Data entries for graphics
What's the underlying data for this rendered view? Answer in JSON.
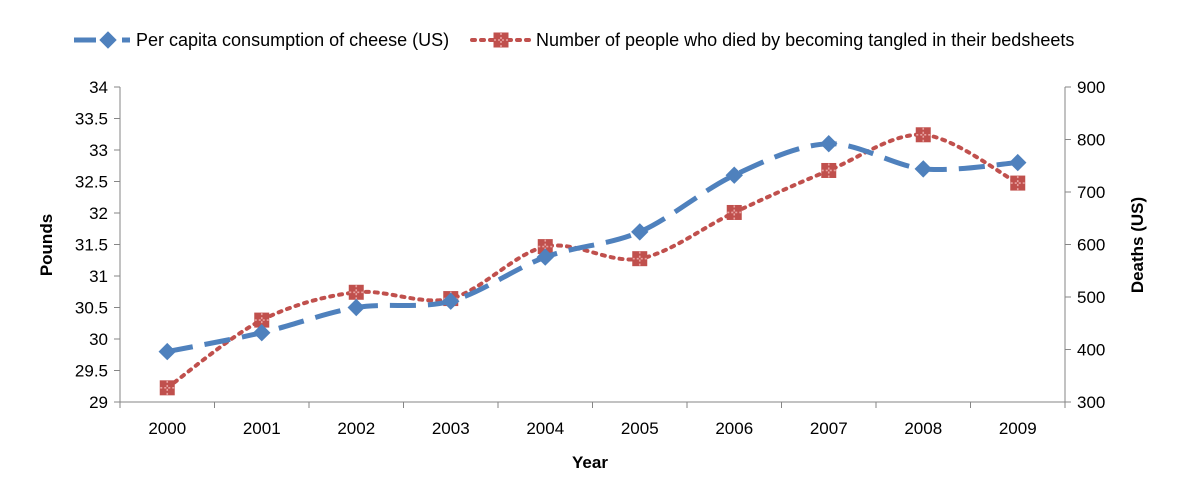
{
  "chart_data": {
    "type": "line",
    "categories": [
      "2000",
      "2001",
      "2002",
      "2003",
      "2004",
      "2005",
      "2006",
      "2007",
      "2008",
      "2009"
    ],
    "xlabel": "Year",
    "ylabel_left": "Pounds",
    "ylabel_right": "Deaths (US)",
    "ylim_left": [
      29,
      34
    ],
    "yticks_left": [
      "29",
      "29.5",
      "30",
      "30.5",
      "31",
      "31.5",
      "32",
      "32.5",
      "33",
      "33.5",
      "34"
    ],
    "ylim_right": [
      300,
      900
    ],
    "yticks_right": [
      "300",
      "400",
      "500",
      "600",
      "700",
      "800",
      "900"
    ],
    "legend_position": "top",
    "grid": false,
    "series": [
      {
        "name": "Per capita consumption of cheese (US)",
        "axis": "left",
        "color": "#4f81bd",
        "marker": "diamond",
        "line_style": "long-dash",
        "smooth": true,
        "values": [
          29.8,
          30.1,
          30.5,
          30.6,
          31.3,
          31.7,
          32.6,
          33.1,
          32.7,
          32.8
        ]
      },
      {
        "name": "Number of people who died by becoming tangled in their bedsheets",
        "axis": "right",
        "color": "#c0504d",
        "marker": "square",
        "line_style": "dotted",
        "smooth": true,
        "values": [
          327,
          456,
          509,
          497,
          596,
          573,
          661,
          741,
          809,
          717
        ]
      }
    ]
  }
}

==

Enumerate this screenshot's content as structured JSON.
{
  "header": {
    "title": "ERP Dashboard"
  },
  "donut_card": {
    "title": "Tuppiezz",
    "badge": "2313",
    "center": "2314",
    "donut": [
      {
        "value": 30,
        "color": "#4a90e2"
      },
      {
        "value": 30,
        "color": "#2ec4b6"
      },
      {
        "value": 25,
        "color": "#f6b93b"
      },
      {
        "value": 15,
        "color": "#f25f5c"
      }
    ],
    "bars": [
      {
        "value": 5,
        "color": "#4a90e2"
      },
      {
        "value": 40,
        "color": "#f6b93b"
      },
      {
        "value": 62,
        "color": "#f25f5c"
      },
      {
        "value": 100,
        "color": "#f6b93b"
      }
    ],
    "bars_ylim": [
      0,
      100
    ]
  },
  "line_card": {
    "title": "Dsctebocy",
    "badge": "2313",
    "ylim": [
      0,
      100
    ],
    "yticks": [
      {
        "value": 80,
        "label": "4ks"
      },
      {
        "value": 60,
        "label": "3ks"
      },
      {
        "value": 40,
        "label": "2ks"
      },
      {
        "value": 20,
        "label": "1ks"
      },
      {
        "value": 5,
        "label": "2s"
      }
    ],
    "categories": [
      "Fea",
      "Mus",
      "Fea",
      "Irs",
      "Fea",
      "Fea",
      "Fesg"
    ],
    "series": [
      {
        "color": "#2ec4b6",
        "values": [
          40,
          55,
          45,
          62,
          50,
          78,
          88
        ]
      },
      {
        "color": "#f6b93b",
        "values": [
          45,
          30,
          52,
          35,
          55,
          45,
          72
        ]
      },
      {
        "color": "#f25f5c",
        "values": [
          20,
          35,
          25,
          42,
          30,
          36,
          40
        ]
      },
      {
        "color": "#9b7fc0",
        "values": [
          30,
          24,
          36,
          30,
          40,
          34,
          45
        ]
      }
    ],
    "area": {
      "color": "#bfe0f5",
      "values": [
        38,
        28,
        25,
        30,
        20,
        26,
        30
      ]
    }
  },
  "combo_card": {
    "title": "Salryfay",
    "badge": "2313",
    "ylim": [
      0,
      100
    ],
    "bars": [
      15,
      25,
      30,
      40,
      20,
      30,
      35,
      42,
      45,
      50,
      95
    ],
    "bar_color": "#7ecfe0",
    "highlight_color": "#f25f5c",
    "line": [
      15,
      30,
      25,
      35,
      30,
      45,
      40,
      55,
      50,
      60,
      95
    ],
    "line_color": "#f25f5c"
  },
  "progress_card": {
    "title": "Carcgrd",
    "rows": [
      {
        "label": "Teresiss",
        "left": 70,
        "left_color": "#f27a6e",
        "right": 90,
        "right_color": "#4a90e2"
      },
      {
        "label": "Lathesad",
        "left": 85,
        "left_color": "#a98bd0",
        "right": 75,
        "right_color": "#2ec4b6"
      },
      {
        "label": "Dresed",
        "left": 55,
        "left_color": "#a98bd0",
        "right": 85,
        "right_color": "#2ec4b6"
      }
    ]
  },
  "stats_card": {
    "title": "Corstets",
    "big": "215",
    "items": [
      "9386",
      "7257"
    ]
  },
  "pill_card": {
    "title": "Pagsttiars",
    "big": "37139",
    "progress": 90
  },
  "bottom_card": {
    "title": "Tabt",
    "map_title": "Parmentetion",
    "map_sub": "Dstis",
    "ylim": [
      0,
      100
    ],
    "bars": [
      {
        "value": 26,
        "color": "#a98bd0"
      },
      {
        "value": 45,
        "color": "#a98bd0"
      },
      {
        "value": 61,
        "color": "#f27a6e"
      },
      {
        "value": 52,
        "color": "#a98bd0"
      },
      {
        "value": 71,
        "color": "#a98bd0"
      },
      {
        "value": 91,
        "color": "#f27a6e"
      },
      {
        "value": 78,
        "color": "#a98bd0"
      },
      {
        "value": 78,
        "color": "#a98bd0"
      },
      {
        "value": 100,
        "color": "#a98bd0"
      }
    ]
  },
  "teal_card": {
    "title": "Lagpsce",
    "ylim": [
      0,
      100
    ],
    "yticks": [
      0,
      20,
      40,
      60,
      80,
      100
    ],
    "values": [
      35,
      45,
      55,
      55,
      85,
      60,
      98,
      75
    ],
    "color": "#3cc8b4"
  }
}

---

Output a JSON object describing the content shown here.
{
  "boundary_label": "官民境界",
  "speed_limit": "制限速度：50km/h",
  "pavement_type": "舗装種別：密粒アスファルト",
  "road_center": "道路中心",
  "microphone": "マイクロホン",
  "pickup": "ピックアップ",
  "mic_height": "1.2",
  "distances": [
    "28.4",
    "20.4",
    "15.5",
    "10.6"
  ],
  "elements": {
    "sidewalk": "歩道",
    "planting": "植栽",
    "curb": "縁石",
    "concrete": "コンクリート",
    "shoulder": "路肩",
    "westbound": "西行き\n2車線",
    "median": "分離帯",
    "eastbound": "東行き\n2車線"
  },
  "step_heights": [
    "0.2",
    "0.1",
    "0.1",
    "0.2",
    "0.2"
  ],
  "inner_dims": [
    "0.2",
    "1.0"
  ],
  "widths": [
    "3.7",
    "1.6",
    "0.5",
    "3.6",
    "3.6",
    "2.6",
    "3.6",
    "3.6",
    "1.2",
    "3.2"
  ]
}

**GOAL OF THE EXERCISE**
Lines that include the word "this" are to be extracted from the data above.

**COMPLETE OUTPUT**
What's the underlying data for this rendered view? Answer in JSON.
Enumerate this screenshot's content as structured JSON.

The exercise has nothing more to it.